» Problem: Write out the listing below without alteration, omitting its pictures.

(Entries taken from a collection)

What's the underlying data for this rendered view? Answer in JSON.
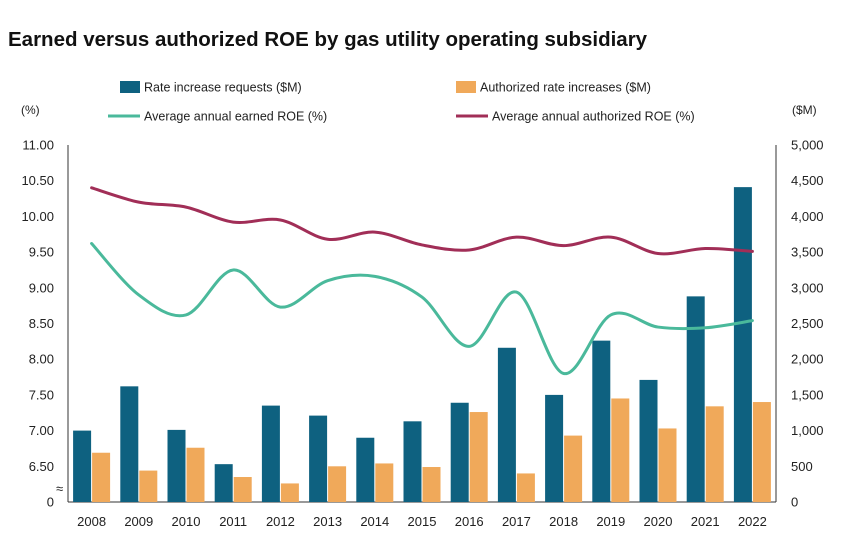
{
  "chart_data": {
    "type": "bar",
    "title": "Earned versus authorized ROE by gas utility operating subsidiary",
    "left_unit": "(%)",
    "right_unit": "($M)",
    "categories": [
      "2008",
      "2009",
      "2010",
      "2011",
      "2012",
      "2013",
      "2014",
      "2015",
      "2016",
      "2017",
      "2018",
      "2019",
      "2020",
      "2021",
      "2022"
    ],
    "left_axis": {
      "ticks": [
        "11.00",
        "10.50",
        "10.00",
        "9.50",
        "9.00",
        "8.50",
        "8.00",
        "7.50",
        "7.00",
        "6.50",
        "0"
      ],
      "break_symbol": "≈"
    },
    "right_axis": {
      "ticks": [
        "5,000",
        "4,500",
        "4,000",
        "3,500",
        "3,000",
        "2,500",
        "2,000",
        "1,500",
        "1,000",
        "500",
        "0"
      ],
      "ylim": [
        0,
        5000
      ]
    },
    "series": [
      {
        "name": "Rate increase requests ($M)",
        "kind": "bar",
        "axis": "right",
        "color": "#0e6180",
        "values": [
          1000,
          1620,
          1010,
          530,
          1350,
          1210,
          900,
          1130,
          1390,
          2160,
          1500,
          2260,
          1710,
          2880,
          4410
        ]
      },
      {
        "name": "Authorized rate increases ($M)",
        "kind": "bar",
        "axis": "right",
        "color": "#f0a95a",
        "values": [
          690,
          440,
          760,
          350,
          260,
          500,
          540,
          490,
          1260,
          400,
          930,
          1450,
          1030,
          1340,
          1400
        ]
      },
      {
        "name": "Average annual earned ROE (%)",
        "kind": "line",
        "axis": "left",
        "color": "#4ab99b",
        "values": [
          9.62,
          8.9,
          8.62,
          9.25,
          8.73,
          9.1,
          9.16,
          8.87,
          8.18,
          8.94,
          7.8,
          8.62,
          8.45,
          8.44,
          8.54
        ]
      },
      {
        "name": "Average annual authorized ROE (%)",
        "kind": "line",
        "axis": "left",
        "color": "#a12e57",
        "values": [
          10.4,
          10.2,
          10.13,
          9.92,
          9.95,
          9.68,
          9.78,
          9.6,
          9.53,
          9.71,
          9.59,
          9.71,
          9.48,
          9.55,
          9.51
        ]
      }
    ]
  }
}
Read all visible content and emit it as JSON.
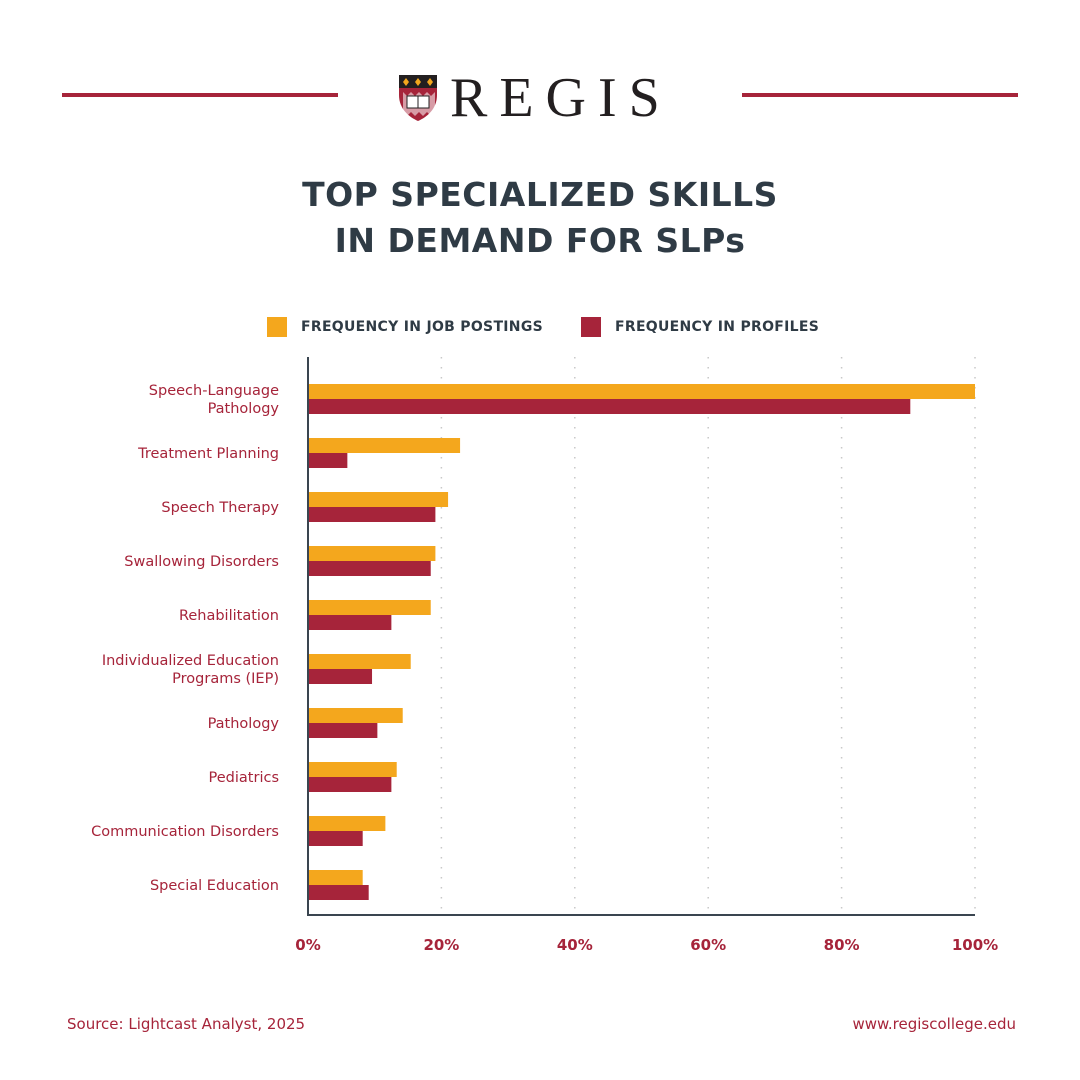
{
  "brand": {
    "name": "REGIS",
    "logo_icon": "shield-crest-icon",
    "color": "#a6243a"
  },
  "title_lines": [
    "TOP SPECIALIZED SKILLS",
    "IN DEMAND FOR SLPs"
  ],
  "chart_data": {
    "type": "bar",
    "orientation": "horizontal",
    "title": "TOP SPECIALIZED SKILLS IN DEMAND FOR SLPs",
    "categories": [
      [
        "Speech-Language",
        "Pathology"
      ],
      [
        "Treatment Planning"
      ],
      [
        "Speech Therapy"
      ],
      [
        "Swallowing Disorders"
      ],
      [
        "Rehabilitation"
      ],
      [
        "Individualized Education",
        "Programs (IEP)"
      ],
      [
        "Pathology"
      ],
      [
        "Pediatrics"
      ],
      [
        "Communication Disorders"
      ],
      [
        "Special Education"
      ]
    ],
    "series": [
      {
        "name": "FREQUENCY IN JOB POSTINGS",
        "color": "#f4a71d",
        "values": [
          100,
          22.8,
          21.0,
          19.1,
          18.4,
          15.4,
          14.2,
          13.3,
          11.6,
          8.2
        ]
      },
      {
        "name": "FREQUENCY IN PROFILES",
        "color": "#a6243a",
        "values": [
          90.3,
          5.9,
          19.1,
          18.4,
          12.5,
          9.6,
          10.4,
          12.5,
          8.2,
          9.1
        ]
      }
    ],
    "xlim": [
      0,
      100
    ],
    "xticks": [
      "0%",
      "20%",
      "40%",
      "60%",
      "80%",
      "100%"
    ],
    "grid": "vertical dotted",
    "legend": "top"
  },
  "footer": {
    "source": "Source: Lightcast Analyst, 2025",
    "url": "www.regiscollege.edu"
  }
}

» Task solution:
What's the underlying data for this rendered view? Answer in JSON.
{
  "chart_data": {
    "type": "bar",
    "title": "Earned versus authorized ROE by gas utility operating subsidiary",
    "left_unit": "(%)",
    "right_unit": "($M)",
    "categories": [
      "2008",
      "2009",
      "2010",
      "2011",
      "2012",
      "2013",
      "2014",
      "2015",
      "2016",
      "2017",
      "2018",
      "2019",
      "2020",
      "2021",
      "2022"
    ],
    "left_axis": {
      "ticks": [
        "11.00",
        "10.50",
        "10.00",
        "9.50",
        "9.00",
        "8.50",
        "8.00",
        "7.50",
        "7.00",
        "6.50",
        "0"
      ],
      "break_symbol": "≈"
    },
    "right_axis": {
      "ticks": [
        "5,000",
        "4,500",
        "4,000",
        "3,500",
        "3,000",
        "2,500",
        "2,000",
        "1,500",
        "1,000",
        "500",
        "0"
      ],
      "ylim": [
        0,
        5000
      ]
    },
    "series": [
      {
        "name": "Rate increase requests ($M)",
        "kind": "bar",
        "axis": "right",
        "color": "#0e6180",
        "values": [
          1000,
          1620,
          1010,
          530,
          1350,
          1210,
          900,
          1130,
          1390,
          2160,
          1500,
          2260,
          1710,
          2880,
          4410
        ]
      },
      {
        "name": "Authorized rate increases ($M)",
        "kind": "bar",
        "axis": "right",
        "color": "#f0a95a",
        "values": [
          690,
          440,
          760,
          350,
          260,
          500,
          540,
          490,
          1260,
          400,
          930,
          1450,
          1030,
          1340,
          1400
        ]
      },
      {
        "name": "Average annual earned ROE (%)",
        "kind": "line",
        "axis": "left",
        "color": "#4ab99b",
        "values": [
          9.62,
          8.9,
          8.62,
          9.25,
          8.73,
          9.1,
          9.16,
          8.87,
          8.18,
          8.94,
          7.8,
          8.62,
          8.45,
          8.44,
          8.54
        ]
      },
      {
        "name": "Average annual authorized ROE (%)",
        "kind": "line",
        "axis": "left",
        "color": "#a12e57",
        "values": [
          10.4,
          10.2,
          10.13,
          9.92,
          9.95,
          9.68,
          9.78,
          9.6,
          9.53,
          9.71,
          9.59,
          9.71,
          9.48,
          9.55,
          9.51
        ]
      }
    ]
  }
}
Read all visible content and emit it as JSON.
{
  "brand": {
    "name": "REGIS",
    "logo_icon": "shield-crest-icon",
    "color": "#a6243a"
  },
  "title_lines": [
    "TOP SPECIALIZED SKILLS",
    "IN DEMAND FOR SLPs"
  ],
  "chart_data": {
    "type": "bar",
    "orientation": "horizontal",
    "title": "TOP SPECIALIZED SKILLS IN DEMAND FOR SLPs",
    "categories": [
      [
        "Speech-Language",
        "Pathology"
      ],
      [
        "Treatment Planning"
      ],
      [
        "Speech Therapy"
      ],
      [
        "Swallowing Disorders"
      ],
      [
        "Rehabilitation"
      ],
      [
        "Individualized Education",
        "Programs (IEP)"
      ],
      [
        "Pathology"
      ],
      [
        "Pediatrics"
      ],
      [
        "Communication Disorders"
      ],
      [
        "Special Education"
      ]
    ],
    "series": [
      {
        "name": "FREQUENCY IN JOB POSTINGS",
        "color": "#f4a71d",
        "values": [
          100,
          22.8,
          21.0,
          19.1,
          18.4,
          15.4,
          14.2,
          13.3,
          11.6,
          8.2
        ]
      },
      {
        "name": "FREQUENCY IN PROFILES",
        "color": "#a6243a",
        "values": [
          90.3,
          5.9,
          19.1,
          18.4,
          12.5,
          9.6,
          10.4,
          12.5,
          8.2,
          9.1
        ]
      }
    ],
    "xlim": [
      0,
      100
    ],
    "xticks": [
      "0%",
      "20%",
      "40%",
      "60%",
      "80%",
      "100%"
    ],
    "grid": "vertical dotted",
    "legend": "top"
  },
  "footer": {
    "source": "Source: Lightcast Analyst, 2025",
    "url": "www.regiscollege.edu"
  }
}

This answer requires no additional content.